== Stated exercise ==
Return all lines that include the string "STAND".

== Records to use ==
--

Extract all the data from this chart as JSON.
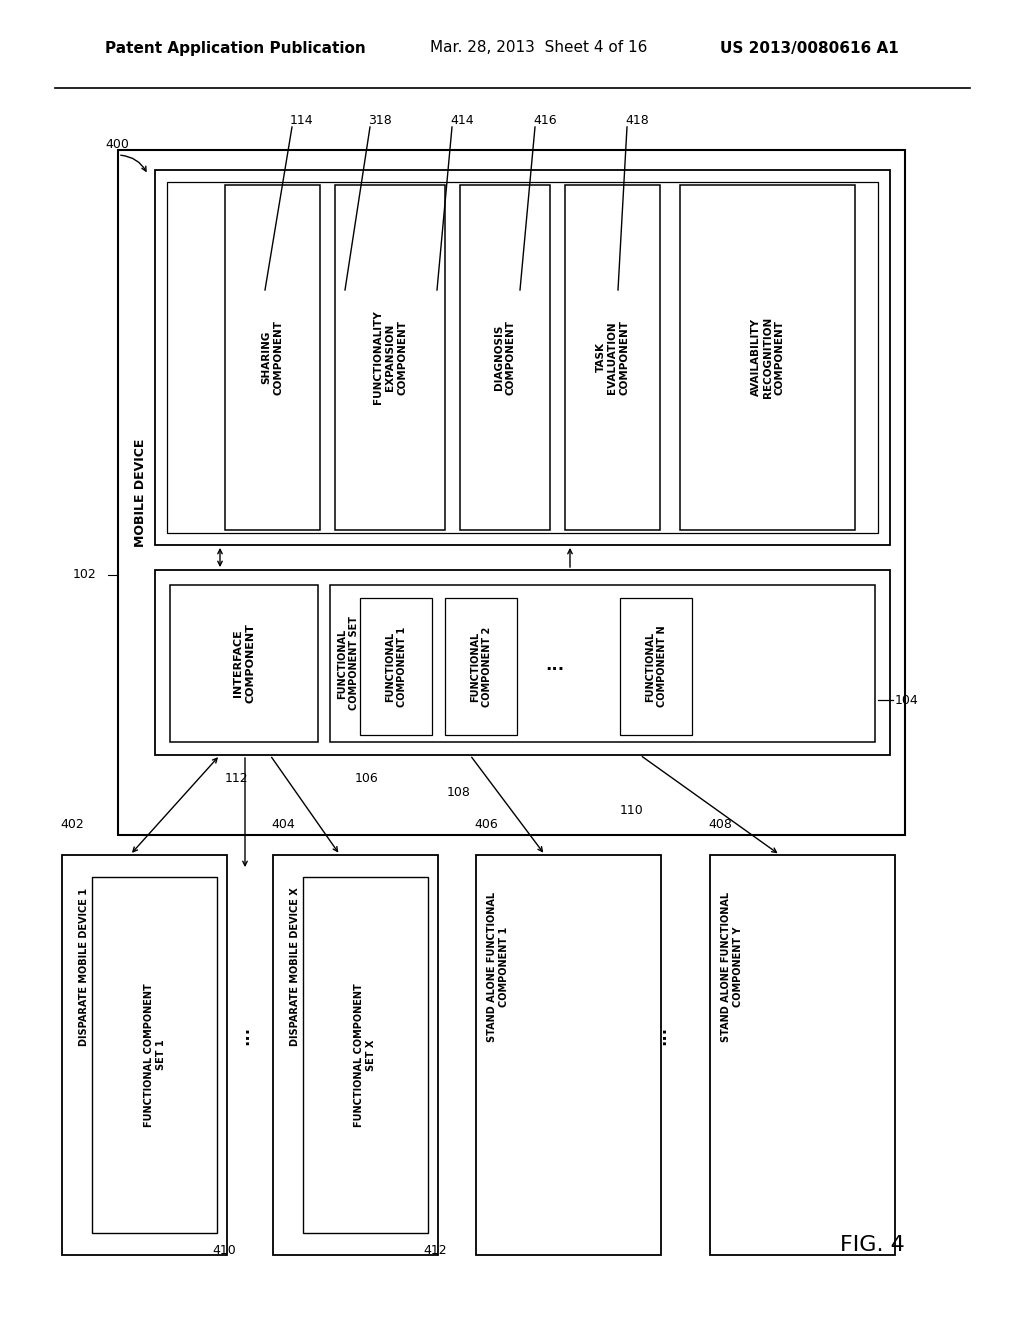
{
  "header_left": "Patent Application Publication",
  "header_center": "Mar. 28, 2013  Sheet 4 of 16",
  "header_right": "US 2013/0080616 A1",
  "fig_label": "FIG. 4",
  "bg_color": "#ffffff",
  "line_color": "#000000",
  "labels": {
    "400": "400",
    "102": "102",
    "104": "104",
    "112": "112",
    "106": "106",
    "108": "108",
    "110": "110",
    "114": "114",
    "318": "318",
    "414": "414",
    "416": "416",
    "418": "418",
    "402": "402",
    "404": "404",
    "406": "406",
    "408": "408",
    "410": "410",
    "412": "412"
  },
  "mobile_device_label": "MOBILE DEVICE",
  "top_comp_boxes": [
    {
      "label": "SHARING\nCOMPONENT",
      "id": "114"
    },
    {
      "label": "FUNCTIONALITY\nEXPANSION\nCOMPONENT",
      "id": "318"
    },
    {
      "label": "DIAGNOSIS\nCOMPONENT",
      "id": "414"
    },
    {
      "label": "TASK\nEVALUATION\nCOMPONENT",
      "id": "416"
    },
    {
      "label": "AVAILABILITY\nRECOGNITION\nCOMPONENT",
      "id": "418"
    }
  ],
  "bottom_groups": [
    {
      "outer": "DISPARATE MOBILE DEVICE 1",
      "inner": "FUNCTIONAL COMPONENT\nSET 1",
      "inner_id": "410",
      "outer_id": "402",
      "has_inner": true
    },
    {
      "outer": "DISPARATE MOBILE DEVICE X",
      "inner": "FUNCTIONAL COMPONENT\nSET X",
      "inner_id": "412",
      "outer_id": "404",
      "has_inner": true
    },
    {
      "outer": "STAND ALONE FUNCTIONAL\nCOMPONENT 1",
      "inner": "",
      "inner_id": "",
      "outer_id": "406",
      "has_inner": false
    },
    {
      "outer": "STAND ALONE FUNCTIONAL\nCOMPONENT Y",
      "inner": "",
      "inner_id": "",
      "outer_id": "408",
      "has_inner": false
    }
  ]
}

--

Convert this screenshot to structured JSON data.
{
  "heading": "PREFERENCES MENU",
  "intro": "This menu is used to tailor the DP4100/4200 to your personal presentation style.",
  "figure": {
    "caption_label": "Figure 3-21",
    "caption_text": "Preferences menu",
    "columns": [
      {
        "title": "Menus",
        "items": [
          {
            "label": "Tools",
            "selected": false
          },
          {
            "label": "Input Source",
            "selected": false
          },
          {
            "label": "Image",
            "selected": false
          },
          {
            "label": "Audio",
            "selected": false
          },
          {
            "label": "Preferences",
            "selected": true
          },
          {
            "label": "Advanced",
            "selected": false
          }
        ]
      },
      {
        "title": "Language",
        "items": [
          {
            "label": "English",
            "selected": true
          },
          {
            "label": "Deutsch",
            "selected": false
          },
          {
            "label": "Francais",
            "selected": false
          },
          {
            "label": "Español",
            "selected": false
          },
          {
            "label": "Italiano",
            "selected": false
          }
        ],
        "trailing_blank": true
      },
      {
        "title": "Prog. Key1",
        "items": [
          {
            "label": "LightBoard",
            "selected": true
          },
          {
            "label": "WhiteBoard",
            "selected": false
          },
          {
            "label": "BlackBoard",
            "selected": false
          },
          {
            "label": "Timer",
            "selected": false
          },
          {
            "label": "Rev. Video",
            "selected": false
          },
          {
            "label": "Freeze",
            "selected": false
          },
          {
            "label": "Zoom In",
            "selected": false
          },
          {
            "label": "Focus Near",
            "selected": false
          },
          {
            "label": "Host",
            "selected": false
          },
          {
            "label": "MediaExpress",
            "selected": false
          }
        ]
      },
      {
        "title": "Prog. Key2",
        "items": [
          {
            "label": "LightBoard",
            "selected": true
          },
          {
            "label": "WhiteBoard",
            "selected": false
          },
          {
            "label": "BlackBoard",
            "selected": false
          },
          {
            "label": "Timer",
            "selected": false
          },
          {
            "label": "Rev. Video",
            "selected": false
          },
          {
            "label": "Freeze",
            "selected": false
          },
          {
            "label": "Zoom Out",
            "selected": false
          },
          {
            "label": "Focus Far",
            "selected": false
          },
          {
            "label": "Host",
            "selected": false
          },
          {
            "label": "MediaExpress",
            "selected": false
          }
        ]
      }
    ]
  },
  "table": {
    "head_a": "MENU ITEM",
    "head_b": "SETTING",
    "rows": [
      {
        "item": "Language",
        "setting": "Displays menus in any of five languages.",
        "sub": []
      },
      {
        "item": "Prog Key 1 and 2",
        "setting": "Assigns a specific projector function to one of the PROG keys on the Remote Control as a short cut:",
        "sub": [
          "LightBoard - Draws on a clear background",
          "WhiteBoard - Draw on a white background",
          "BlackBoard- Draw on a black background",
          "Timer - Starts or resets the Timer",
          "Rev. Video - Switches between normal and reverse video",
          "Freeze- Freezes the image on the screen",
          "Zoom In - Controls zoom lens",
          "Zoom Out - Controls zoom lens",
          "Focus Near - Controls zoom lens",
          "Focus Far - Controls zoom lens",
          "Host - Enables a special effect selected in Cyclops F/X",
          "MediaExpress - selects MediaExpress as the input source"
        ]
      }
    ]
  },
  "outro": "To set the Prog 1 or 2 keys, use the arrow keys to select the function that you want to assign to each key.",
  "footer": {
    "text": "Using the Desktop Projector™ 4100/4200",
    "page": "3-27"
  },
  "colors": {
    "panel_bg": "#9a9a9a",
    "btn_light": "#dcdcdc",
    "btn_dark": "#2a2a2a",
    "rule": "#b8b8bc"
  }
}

--

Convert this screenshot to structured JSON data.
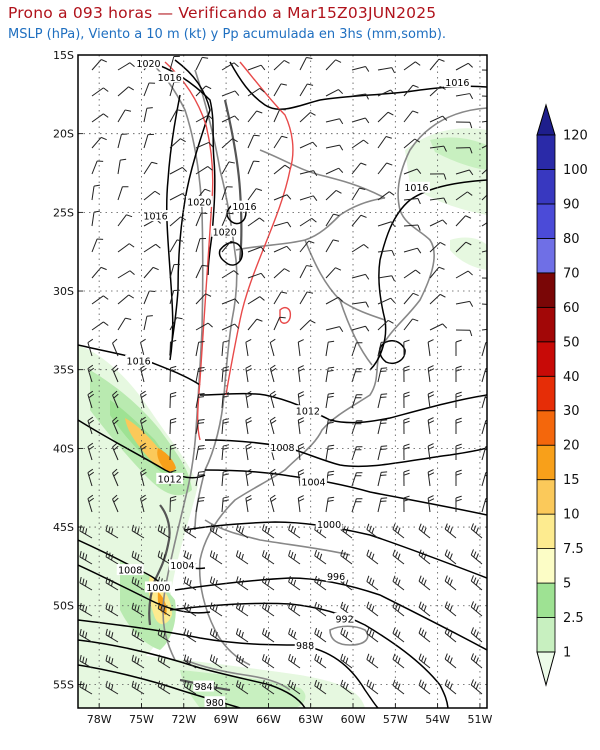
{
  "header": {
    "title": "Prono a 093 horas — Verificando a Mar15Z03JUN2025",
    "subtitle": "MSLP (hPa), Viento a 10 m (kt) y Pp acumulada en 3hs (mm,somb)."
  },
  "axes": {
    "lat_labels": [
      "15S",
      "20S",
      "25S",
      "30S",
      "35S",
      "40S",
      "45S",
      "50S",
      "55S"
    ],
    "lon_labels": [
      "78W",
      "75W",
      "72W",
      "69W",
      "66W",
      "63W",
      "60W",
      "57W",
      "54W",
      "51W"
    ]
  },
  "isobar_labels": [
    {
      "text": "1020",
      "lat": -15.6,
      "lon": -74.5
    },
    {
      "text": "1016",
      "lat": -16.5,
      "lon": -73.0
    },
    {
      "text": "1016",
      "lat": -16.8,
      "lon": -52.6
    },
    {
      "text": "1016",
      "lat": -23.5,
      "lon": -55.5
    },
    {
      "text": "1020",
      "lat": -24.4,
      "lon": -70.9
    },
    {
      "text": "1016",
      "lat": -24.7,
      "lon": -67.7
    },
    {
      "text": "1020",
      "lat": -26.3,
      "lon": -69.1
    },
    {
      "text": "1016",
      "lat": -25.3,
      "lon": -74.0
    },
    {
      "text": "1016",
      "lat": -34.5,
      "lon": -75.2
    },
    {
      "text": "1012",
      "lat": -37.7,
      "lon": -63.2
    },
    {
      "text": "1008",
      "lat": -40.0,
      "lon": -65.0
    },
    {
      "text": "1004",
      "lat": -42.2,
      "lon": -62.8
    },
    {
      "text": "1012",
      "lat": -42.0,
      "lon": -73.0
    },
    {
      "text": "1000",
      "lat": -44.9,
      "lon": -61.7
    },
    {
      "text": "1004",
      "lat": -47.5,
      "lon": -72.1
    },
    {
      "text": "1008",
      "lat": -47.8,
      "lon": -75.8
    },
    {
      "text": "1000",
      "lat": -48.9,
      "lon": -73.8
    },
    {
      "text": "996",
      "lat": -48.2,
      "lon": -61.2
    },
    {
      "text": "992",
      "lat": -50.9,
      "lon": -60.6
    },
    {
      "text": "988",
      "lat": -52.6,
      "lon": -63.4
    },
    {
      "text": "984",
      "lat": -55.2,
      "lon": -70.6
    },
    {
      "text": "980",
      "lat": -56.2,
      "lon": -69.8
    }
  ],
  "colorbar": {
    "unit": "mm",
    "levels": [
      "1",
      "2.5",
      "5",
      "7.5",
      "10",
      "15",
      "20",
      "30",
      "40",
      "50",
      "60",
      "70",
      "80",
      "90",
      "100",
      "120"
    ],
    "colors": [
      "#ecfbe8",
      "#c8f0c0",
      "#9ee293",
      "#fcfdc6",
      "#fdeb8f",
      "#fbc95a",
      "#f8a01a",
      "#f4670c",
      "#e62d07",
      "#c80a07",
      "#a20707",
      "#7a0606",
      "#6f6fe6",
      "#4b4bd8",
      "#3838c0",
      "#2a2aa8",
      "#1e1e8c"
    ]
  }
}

--

== Response for this exercise ==
      "outer": "STAND ALONE FUNCTIONAL\nCOMPONENT 1",
      "outer": "STAND ALONE FUNCTIONAL\nCOMPONENT Y",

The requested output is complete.